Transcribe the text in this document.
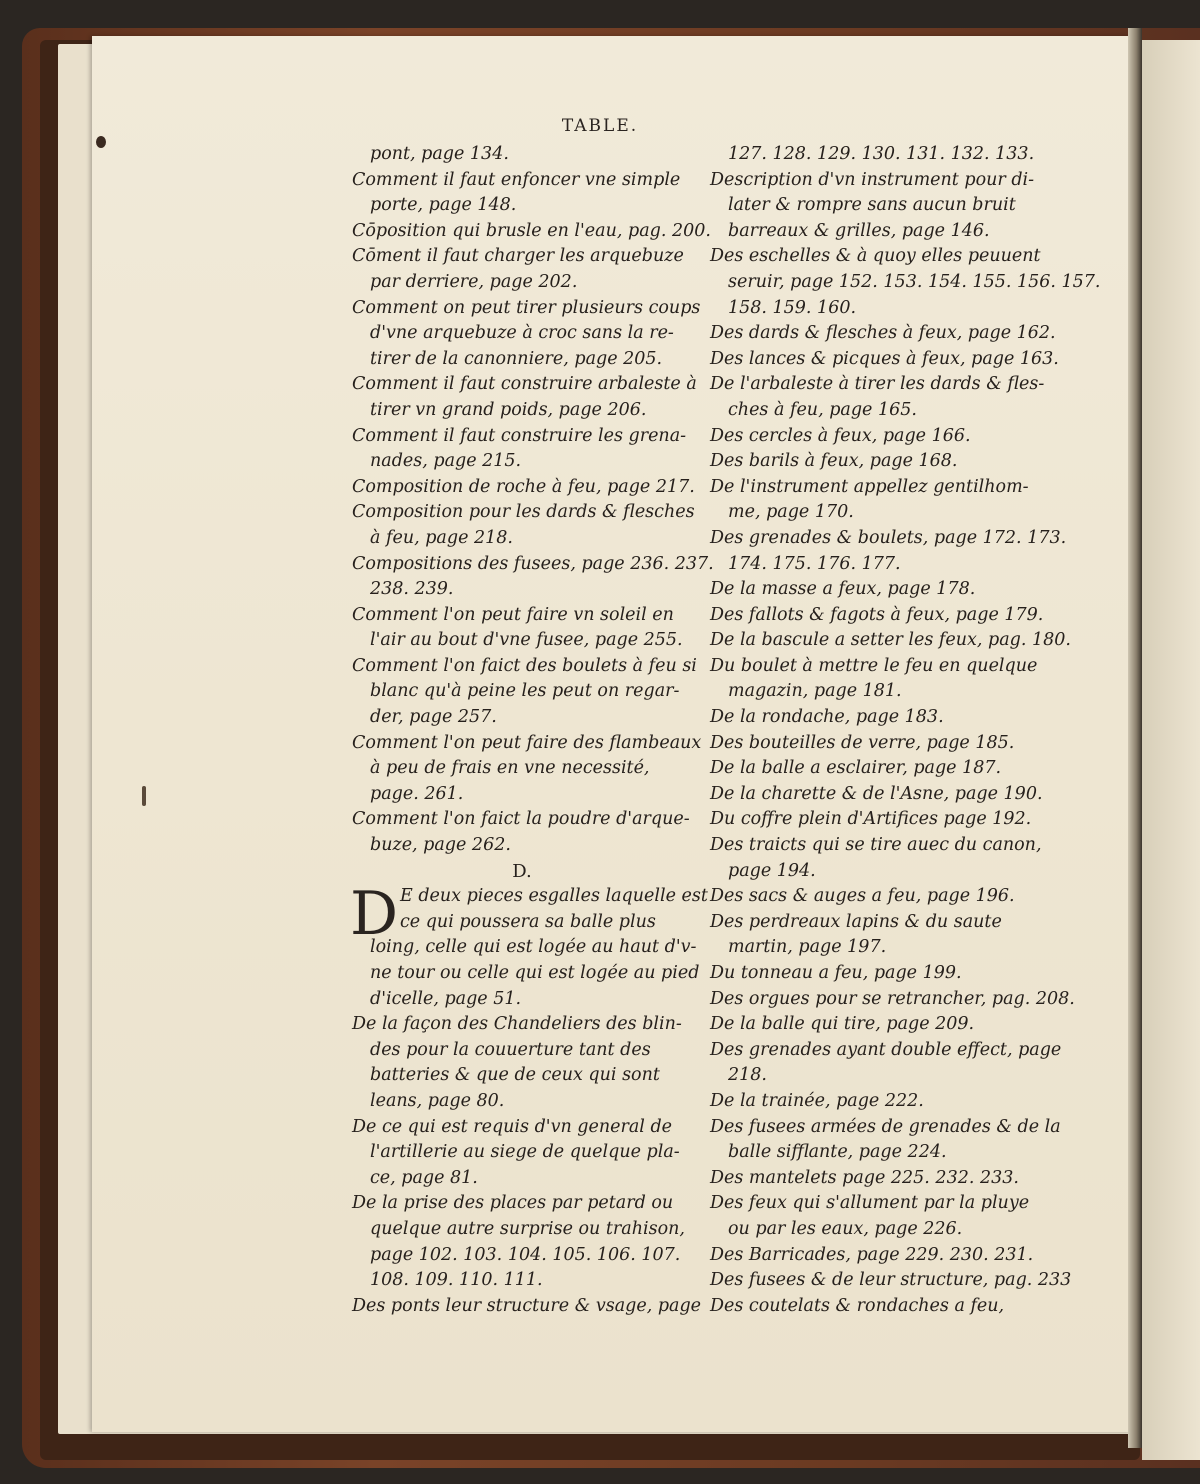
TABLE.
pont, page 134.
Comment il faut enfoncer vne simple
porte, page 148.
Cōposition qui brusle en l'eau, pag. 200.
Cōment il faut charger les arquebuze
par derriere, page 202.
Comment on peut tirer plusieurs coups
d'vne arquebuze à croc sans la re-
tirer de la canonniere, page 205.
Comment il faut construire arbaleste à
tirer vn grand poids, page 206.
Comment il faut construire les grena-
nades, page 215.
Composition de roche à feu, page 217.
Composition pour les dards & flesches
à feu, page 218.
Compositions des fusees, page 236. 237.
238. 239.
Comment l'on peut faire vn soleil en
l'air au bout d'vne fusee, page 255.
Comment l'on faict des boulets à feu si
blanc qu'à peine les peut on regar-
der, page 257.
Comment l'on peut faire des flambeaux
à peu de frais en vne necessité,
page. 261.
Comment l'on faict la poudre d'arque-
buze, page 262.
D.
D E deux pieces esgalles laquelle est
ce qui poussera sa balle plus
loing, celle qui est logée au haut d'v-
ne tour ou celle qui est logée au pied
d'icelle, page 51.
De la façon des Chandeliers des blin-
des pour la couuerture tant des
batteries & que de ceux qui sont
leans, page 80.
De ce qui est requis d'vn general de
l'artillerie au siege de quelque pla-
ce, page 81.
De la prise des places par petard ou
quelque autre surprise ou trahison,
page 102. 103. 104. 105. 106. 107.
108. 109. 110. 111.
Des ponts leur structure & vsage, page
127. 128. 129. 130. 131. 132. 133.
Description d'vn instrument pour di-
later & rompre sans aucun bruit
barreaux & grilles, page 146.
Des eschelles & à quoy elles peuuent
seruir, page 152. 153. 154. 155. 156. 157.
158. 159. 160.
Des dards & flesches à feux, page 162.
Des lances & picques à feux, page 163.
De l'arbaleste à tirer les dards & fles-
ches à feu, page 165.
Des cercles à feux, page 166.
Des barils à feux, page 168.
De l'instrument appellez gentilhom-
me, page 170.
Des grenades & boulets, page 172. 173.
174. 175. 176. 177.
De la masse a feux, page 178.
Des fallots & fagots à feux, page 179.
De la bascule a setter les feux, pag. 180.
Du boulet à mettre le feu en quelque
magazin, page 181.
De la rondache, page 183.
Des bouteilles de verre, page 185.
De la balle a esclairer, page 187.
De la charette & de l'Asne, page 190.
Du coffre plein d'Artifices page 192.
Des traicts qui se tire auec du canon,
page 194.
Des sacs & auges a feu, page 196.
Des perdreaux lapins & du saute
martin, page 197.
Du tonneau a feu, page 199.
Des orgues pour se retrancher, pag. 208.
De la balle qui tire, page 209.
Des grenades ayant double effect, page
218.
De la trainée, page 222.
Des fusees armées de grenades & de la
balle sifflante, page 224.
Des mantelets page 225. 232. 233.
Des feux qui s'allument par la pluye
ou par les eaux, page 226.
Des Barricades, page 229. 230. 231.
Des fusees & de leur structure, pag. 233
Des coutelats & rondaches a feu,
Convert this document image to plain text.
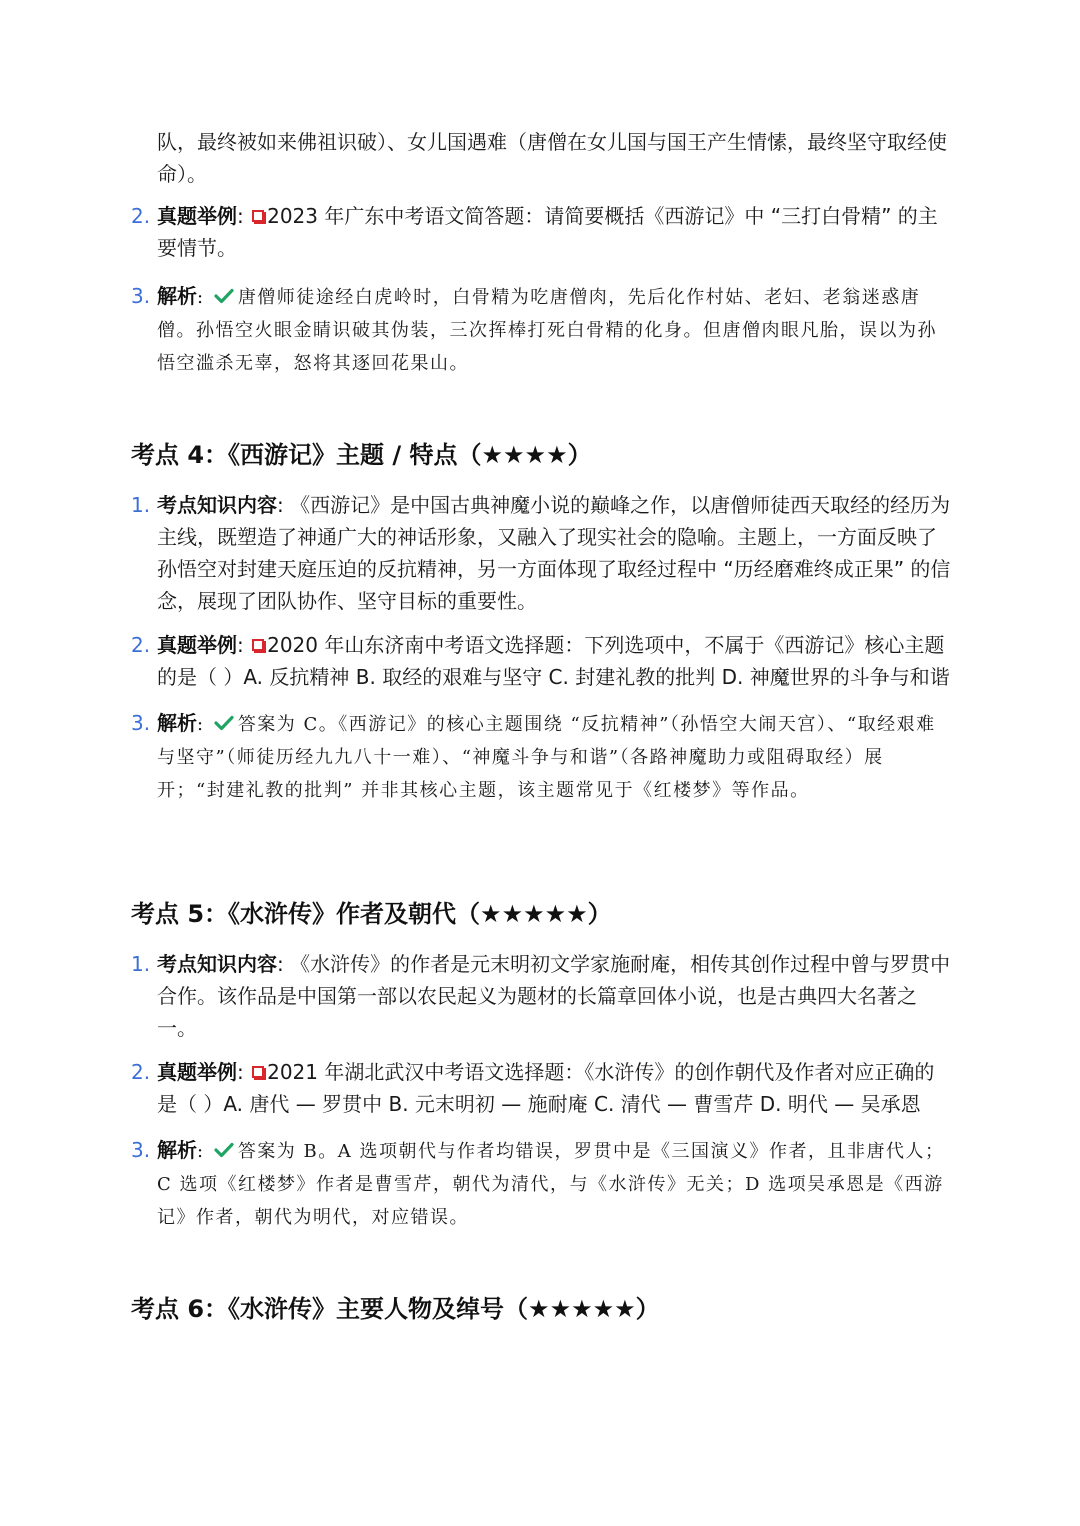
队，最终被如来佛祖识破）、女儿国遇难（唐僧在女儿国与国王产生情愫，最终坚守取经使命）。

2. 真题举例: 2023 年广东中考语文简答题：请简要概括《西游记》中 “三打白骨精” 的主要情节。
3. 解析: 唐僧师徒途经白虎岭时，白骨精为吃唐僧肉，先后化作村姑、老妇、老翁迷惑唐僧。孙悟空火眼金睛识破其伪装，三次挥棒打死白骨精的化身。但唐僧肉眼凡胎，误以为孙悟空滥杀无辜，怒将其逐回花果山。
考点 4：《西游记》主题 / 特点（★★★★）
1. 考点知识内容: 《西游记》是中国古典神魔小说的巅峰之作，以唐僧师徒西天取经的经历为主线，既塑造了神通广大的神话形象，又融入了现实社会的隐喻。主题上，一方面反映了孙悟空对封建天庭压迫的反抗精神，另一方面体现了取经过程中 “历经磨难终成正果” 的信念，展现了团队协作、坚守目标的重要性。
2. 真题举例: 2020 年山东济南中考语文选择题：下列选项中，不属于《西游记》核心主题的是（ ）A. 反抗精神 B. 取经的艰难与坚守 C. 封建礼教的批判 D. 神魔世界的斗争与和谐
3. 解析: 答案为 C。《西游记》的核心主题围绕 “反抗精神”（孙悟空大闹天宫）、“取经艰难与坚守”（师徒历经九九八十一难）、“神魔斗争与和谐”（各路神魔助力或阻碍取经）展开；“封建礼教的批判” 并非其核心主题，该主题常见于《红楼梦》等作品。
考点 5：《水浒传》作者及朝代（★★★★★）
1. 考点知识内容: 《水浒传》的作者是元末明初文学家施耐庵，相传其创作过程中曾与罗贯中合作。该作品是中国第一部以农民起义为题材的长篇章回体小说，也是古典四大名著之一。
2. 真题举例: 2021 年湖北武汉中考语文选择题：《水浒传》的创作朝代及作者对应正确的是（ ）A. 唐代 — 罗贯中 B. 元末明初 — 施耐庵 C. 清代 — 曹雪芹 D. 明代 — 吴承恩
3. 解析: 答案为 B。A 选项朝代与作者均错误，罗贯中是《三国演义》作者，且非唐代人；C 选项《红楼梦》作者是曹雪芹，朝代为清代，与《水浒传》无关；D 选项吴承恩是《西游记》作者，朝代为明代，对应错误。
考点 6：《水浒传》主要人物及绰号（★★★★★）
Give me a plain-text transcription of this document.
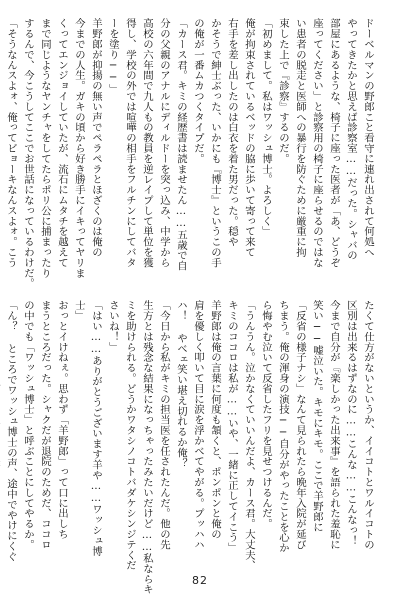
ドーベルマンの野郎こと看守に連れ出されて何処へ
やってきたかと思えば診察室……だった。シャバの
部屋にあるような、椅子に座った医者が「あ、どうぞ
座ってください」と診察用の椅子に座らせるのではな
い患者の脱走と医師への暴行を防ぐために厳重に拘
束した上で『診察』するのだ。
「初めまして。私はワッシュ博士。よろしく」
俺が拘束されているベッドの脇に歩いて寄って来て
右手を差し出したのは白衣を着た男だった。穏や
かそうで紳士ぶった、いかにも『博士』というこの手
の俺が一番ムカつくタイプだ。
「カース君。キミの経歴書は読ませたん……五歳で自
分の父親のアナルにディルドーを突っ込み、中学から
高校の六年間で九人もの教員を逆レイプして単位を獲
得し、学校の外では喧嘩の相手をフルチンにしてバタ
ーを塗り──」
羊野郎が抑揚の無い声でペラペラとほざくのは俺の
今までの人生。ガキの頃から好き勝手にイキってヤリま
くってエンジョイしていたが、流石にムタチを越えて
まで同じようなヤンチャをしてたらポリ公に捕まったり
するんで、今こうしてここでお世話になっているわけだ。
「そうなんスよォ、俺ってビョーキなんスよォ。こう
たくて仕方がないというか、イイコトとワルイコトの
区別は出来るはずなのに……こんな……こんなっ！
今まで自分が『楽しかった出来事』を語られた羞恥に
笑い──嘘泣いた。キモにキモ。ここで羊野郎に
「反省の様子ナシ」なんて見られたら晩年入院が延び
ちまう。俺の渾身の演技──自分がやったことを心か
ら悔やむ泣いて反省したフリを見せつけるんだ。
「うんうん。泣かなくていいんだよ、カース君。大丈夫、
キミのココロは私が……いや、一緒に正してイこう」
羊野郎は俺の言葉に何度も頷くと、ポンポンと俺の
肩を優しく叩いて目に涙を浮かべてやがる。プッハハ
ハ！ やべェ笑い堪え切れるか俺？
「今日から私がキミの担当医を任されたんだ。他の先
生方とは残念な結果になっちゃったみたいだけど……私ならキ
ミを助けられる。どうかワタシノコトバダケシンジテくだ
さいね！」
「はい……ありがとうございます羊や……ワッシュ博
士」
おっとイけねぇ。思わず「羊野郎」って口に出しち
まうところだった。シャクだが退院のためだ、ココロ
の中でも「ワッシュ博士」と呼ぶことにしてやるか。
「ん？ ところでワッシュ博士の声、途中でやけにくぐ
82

:::::

Objective —
Reproduce every record above exactly, omitting the pictures.

Task solution —
Transcribe the text in this document.
TABLE.
pont, page 134.
Comment il faut enfoncer vne simple
porte, page 148.
Cōposition qui brusle en l'eau, pag. 200.
Cōment il faut charger les arquebuze
par derriere, page 202.
Comment on peut tirer plusieurs coups
d'vne arquebuze à croc sans la re-
tirer de la canonniere, page 205.
Comment il faut construire arbaleste à
tirer vn grand poids, page 206.
Comment il faut construire les grena-
nades, page 215.
Composition de roche à feu, page 217.
Composition pour les dards & flesches
à feu, page 218.
Compositions des fusees, page 236. 237.
238. 239.
Comment l'on peut faire vn soleil en
l'air au bout d'vne fusee, page 255.
Comment l'on faict des boulets à feu si
blanc qu'à peine les peut on regar-
der, page 257.
Comment l'on peut faire des flambeaux
à peu de frais en vne necessité,
page. 261.
Comment l'on faict la poudre d'arque-
buze, page 262.
D.
D E deux pieces esgalles laquelle est
ce qui poussera sa balle plus
loing, celle qui est logée au haut d'v-
ne tour ou celle qui est logée au pied
d'icelle, page 51.
De la façon des Chandeliers des blin-
des pour la couuerture tant des
batteries & que de ceux qui sont
leans, page 80.
De ce qui est requis d'vn general de
l'artillerie au siege de quelque pla-
ce, page 81.
De la prise des places par petard ou
quelque autre surprise ou trahison,
page 102. 103. 104. 105. 106. 107.
108. 109. 110. 111.
Des ponts leur structure & vsage, page
127. 128. 129. 130. 131. 132. 133.
Description d'vn instrument pour di-
later & rompre sans aucun bruit
barreaux & grilles, page 146.
Des eschelles & à quoy elles peuuent
seruir, page 152. 153. 154. 155. 156. 157.
158. 159. 160.
Des dards & flesches à feux, page 162.
Des lances & picques à feux, page 163.
De l'arbaleste à tirer les dards & fles-
ches à feu, page 165.
Des cercles à feux, page 166.
Des barils à feux, page 168.
De l'instrument appellez gentilhom-
me, page 170.
Des grenades & boulets, page 172. 173.
174. 175. 176. 177.
De la masse a feux, page 178.
Des fallots & fagots à feux, page 179.
De la bascule a setter les feux, pag. 180.
Du boulet à mettre le feu en quelque
magazin, page 181.
De la rondache, page 183.
Des bouteilles de verre, page 185.
De la balle a esclairer, page 187.
De la charette & de l'Asne, page 190.
Du coffre plein d'Artifices page 192.
Des traicts qui se tire auec du canon,
page 194.
Des sacs & auges a feu, page 196.
Des perdreaux lapins & du saute
martin, page 197.
Du tonneau a feu, page 199.
Des orgues pour se retrancher, pag. 208.
De la balle qui tire, page 209.
Des grenades ayant double effect, page
218.
De la trainée, page 222.
Des fusees armées de grenades & de la
balle sifflante, page 224.
Des mantelets page 225. 232. 233.
Des feux qui s'allument par la pluye
ou par les eaux, page 226.
Des Barricades, page 229. 230. 231.
Des fusees & de leur structure, pag. 233
Des coutelats & rondaches a feu,
Convert this document image to plain text.
队，最终被如来佛祖识破）、女儿国遇难（唐僧在女儿国与国王产生情愫，最终坚守取经使命）。

2. 真题举例: 2023 年广东中考语文简答题：请简要概括《西游记》中 “三打白骨精” 的主要情节。
3. 解析: 唐僧师徒途经白虎岭时，白骨精为吃唐僧肉，先后化作村姑、老妇、老翁迷惑唐僧。孙悟空火眼金睛识破其伪装，三次挥棒打死白骨精的化身。但唐僧肉眼凡胎，误以为孙悟空滥杀无辜，怒将其逐回花果山。
考点 4：《西游记》主题 / 特点（★★★★）
1. 考点知识内容: 《西游记》是中国古典神魔小说的巅峰之作，以唐僧师徒西天取经的经历为主线，既塑造了神通广大的神话形象，又融入了现实社会的隐喻。主题上，一方面反映了孙悟空对封建天庭压迫的反抗精神，另一方面体现了取经过程中 “历经磨难终成正果” 的信念，展现了团队协作、坚守目标的重要性。
2. 真题举例: 2020 年山东济南中考语文选择题：下列选项中，不属于《西游记》核心主题的是（ ）A. 反抗精神 B. 取经的艰难与坚守 C. 封建礼教的批判 D. 神魔世界的斗争与和谐
3. 解析: 答案为 C。《西游记》的核心主题围绕 “反抗精神”（孙悟空大闹天宫）、“取经艰难与坚守”（师徒历经九九八十一难）、“神魔斗争与和谐”（各路神魔助力或阻碍取经）展开；“封建礼教的批判” 并非其核心主题，该主题常见于《红楼梦》等作品。
考点 5：《水浒传》作者及朝代（★★★★★）
1. 考点知识内容: 《水浒传》的作者是元末明初文学家施耐庵，相传其创作过程中曾与罗贯中合作。该作品是中国第一部以农民起义为题材的长篇章回体小说，也是古典四大名著之一。
2. 真题举例: 2021 年湖北武汉中考语文选择题：《水浒传》的创作朝代及作者对应正确的是（ ）A. 唐代 — 罗贯中 B. 元末明初 — 施耐庵 C. 清代 — 曹雪芹 D. 明代 — 吴承恩
3. 解析: 答案为 B。A 选项朝代与作者均错误，罗贯中是《三国演义》作者，且非唐代人；C 选项《红楼梦》作者是曹雪芹，朝代为清代，与《水浒传》无关；D 选项吴承恩是《西游记》作者，朝代为明代，对应错误。
考点 6：《水浒传》主要人物及绰号（★★★★★）
Give me a plain-text transcription of this document.
ドーベルマンの野郎こと看守に連れ出されて何処へ
やってきたかと思えば診察室……だった。シャバの
部屋にあるような、椅子に座った医者が「あ、どうぞ
座ってください」と診察用の椅子に座らせるのではな
い患者の脱走と医師への暴行を防ぐために厳重に拘
束した上で『診察』するのだ。
「初めまして。私はワッシュ博士。よろしく」
俺が拘束されているベッドの脇に歩いて寄って来て
右手を差し出したのは白衣を着た男だった。穏や
かそうで紳士ぶった、いかにも『博士』というこの手
の俺が一番ムカつくタイプだ。
「カース君。キミの経歴書は読ませたん……五歳で自
分の父親のアナルにディルドーを突っ込み、中学から
高校の六年間で九人もの教員を逆レイプして単位を獲
得し、学校の外では喧嘩の相手をフルチンにしてバタ
ーを塗り──」
羊野郎が抑揚の無い声でペラペラとほざくのは俺の
今までの人生。ガキの頃から好き勝手にイキってヤリま
くってエンジョイしていたが、流石にムタチを越えて
まで同じようなヤンチャをしてたらポリ公に捕まったり
するんで、今こうしてここでお世話になっているわけだ。
「そうなんスよォ、俺ってビョーキなんスよォ。こう
たくて仕方がないというか、イイコトとワルイコトの
区別は出来るはずなのに……こんな……こんなっ！
今まで自分が『楽しかった出来事』を語られた羞恥に
笑い──嘘泣いた。キモにキモ。ここで羊野郎に
「反省の様子ナシ」なんて見られたら晩年入院が延び
ちまう。俺の渾身の演技──自分がやったことを心か
ら悔やむ泣いて反省したフリを見せつけるんだ。
「うんうん。泣かなくていいんだよ、カース君。大丈夫、
キミのココロは私が……いや、一緒に正してイこう」
羊野郎は俺の言葉に何度も頷くと、ポンポンと俺の
肩を優しく叩いて目に涙を浮かべてやがる。プッハハ
ハ！ やべェ笑い堪え切れるか俺？
「今日から私がキミの担当医を任されたんだ。他の先
生方とは残念な結果になっちゃったみたいだけど……私ならキ
ミを助けられる。どうかワタシノコトバダケシンジテくだ
さいね！」
「はい……ありがとうございます羊や……ワッシュ博
士」
おっとイけねぇ。思わず「羊野郎」って口に出しち
まうところだった。シャクだが退院のためだ、ココロ
の中でも「ワッシュ博士」と呼ぶことにしてやるか。
「ん？ ところでワッシュ博士の声、途中でやけにくぐ
82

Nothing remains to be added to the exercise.